Challenge | Extract all of the entries and give them again, word for word.

Data to use |
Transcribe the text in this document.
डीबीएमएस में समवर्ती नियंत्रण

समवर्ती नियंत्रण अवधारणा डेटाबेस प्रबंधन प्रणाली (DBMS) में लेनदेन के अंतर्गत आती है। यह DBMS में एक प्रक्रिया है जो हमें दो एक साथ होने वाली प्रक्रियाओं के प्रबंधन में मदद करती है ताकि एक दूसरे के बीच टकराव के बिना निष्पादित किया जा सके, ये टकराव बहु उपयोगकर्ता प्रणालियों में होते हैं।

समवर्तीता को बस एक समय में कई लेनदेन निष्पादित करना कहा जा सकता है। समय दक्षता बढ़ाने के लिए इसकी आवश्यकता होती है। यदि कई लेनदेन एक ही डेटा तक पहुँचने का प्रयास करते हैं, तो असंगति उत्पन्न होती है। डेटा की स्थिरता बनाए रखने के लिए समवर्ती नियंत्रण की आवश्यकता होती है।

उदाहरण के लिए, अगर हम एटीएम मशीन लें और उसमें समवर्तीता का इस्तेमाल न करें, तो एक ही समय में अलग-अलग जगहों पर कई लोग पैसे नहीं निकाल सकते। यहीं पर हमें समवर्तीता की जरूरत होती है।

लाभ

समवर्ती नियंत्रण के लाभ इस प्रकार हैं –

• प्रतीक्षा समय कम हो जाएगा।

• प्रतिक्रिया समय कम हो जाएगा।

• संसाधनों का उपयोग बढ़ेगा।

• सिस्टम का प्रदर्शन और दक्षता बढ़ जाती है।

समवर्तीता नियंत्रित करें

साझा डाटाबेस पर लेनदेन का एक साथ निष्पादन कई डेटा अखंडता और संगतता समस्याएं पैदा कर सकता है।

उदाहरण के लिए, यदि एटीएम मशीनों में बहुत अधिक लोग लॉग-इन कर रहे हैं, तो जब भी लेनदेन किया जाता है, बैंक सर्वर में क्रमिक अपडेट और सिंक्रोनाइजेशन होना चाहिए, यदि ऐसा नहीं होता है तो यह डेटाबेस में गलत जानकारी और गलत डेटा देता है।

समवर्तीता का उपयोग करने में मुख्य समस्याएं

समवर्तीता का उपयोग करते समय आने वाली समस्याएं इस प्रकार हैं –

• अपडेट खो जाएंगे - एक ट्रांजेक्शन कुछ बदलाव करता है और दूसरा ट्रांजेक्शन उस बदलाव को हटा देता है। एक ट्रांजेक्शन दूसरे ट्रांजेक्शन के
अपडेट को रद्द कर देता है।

Output of the exercise |
Transcribe the text in this document.
डीबीएमएस में समवर्ती नियंत्रण

समवर्ती नियंत्रण अवधारणा डेटाबेस प्रबंधन प्रणाली (DBMS) में लेनदेन के अंतर्गत आती है। यह DBMS में एक प्रक्रिया है जो हमें दो एक साथ होने वाली प्रक्रियाओं के प्रबंधन में मदद करती है ताकि एक दूसरे के बीच टकराव के बिना निष्पादित किया जा सके, ये टकराव बहु उपयोगकर्ता प्रणालियों में होते हैं।

समवर्तीता को बस एक समय में कई लेनदेन निष्पादित करना कहा जा सकता है। समय दक्षता बढ़ाने के लिए इसकी आवश्यकता होती है। यदि कई लेनदेन एक ही डेटा तक पहुँचने का प्रयास करते हैं, तो असंगति उत्पन्न होती है। डेटा की स्थिरता बनाए रखने के लिए समवर्ती नियंत्रण की आवश्यकता होती है।

उदाहरण के लिए, अगर हम एटीएम मशीन लें और उसमें समवर्तीता का इस्तेमाल न करें, तो एक ही समय में अलग-अलग जगहों पर कई लोग पैसे नहीं निकाल सकते। यहीं पर हमें समवर्तीता की जरूरत होती है।

लाभ

समवर्ती नियंत्रण के लाभ इस प्रकार हैं –

• प्रतीक्षा समय कम हो जाएगा।

• प्रतिक्रिया समय कम हो जाएगा।

• संसाधनों का उपयोग बढ़ेगा।

• सिस्टम का प्रदर्शन और दक्षता बढ़ जाती है।

समवर्तीता नियंत्रित करें

साझा डाटाबेस पर लेनदेन का एक साथ निष्पादन कई डेटा अखंडता और संगतता समस्याएं पैदा कर सकता है।

उदाहरण के लिए, यदि एटीएम मशीनों में बहुत अधिक लोग लॉग-इन कर रहे हैं, तो जब भी लेनदेन किया जाता है, बैंक सर्वर में क्रमिक अपडेट और सिंक्रोनाइजेशन होना चाहिए, यदि ऐसा नहीं होता है तो यह डेटाबेस में गलत जानकारी और गलत डेटा देता है।

समवर्तीता का उपयोग करने में मुख्य समस्याएं

समवर्तीता का उपयोग करते समय आने वाली समस्याएं इस प्रकार हैं –

• अपडेट खो जाएंगे - एक ट्रांजेक्शन कुछ बदलाव करता है और दूसरा ट्रांजेक्शन उस बदलाव को हटा देता है। एक ट्रांजेक्शन दूसरे ट्रांजेक्शन के
अपडेट को रद्द कर देता है।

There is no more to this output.